_Set problem_. Go through the listing and copy each line with the string "this".

_Dataset rows_.

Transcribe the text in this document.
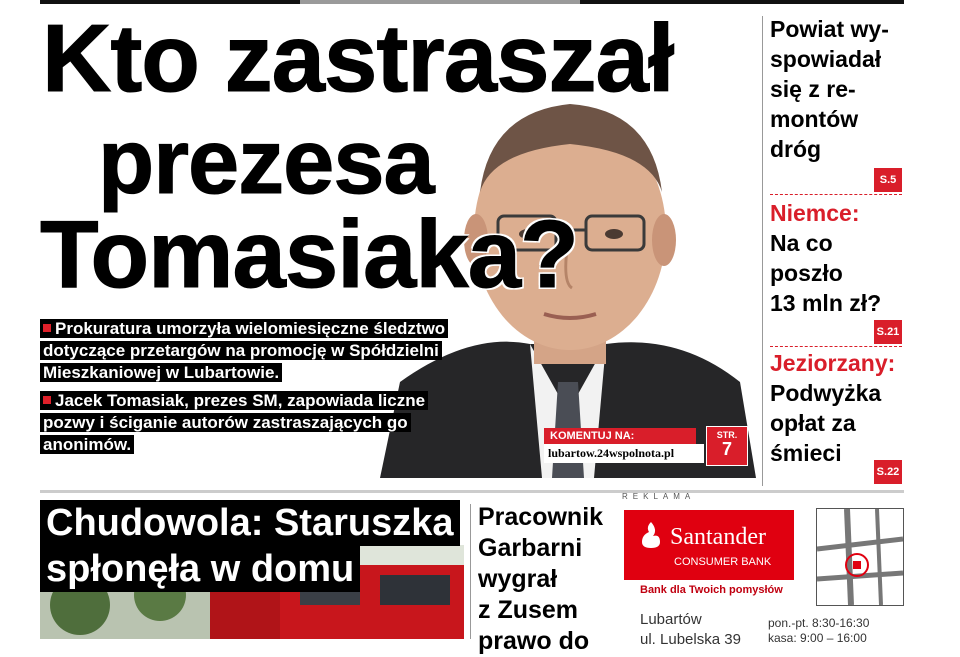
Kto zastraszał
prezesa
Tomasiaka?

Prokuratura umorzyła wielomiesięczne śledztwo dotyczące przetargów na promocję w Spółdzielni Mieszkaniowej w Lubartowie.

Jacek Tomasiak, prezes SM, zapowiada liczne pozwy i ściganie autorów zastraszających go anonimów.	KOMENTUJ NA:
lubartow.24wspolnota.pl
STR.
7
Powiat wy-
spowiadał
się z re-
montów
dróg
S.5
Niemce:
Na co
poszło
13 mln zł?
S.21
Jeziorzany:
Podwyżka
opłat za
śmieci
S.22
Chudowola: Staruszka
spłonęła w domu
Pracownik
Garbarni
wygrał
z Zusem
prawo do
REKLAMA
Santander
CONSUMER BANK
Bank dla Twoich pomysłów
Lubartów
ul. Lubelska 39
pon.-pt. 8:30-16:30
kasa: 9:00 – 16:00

* * *

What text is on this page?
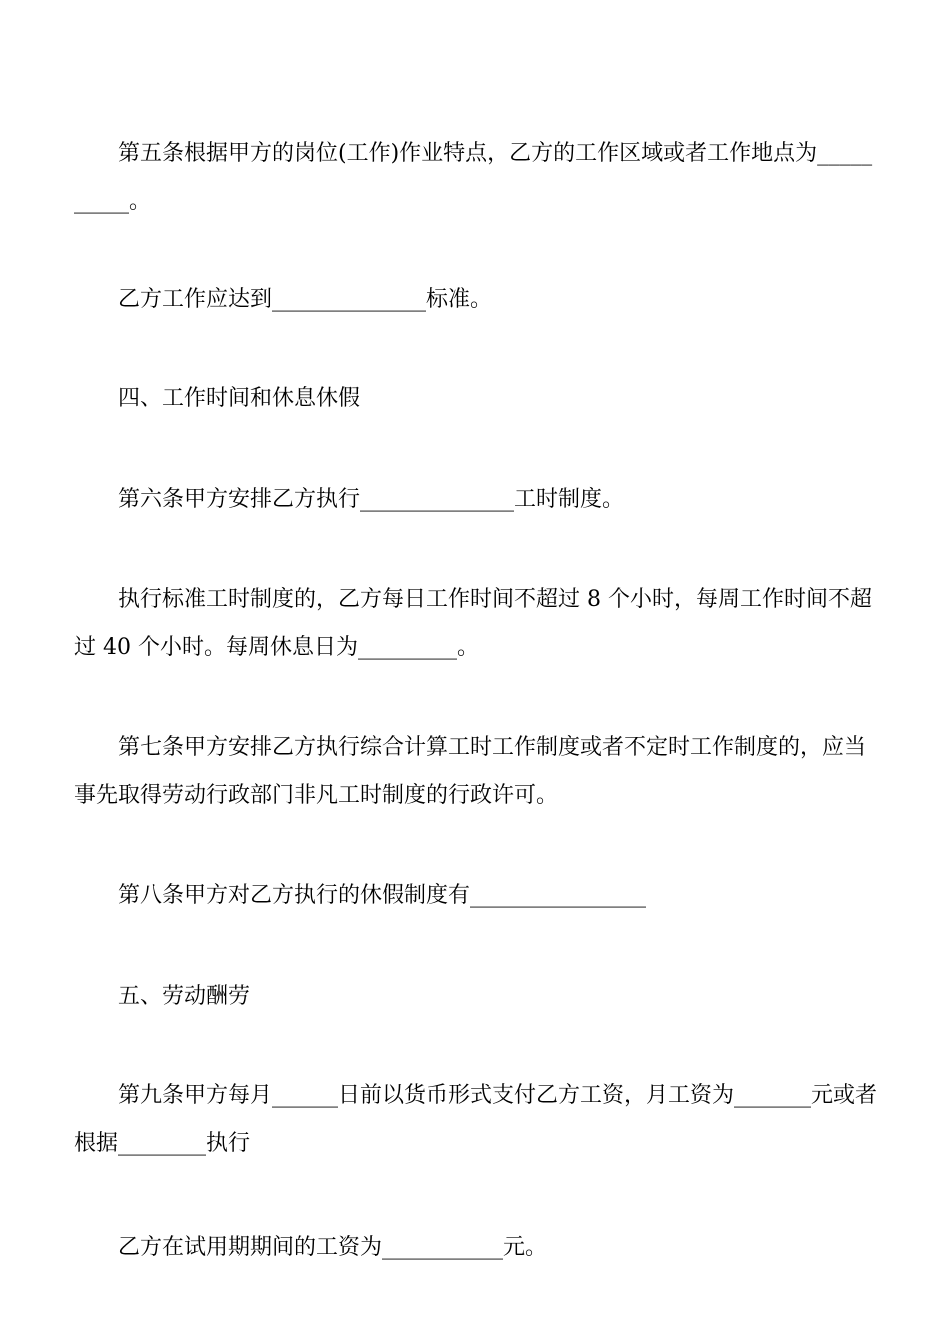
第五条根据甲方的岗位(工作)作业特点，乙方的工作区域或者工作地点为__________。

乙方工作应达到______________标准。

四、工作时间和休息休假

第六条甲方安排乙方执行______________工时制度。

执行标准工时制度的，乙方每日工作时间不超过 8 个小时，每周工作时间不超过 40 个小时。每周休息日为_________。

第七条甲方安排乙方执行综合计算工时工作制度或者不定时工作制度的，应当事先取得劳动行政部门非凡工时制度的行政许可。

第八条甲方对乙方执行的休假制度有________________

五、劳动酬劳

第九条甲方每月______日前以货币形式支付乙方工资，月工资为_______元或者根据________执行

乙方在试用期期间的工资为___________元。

_Solved problem_.
Transcribe the text in this document.
What text is on this page?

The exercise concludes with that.